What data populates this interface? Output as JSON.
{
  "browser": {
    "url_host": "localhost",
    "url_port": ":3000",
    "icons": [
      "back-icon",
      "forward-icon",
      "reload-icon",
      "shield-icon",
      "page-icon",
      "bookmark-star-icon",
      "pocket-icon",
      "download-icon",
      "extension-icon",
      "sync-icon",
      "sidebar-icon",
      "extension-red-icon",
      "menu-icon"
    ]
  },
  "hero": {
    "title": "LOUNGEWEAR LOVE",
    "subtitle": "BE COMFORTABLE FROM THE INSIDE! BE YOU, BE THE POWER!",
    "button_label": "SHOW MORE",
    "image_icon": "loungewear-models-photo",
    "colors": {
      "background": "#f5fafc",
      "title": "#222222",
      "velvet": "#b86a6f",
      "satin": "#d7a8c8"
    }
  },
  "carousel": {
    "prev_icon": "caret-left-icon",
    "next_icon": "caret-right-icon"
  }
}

● ● ● ● ●

» **WHAT TO WORK ON**:
Nothing in the data may differ; print all of it exactly as written.

» **RESULT FOR THIS EXERCISE**:
What data populates this interface? Output as JSON.
{
  "browser": {
    "url_host": "localhost",
    "url_port": ":3000",
    "icons": [
      "back-icon",
      "forward-icon",
      "reload-icon",
      "shield-icon",
      "page-icon",
      "bookmark-star-icon",
      "pocket-icon",
      "download-icon",
      "extension-icon",
      "sync-icon",
      "sidebar-icon",
      "extension-red-icon",
      "menu-icon"
    ]
  },
  "hero": {
    "title": "LOUNGEWEAR LOVE",
    "subtitle": "BE COMFORTABLE FROM THE INSIDE! BE YOU, BE THE POWER!",
    "button_label": "SHOW MORE",
    "image_icon": "loungewear-models-photo",
    "colors": {
      "background": "#f5fafc",
      "title": "#222222",
      "velvet": "#b86a6f",
      "satin": "#d7a8c8"
    }
  },
  "carousel": {
    "prev_icon": "caret-left-icon",
    "next_icon": "caret-right-icon"
  }
}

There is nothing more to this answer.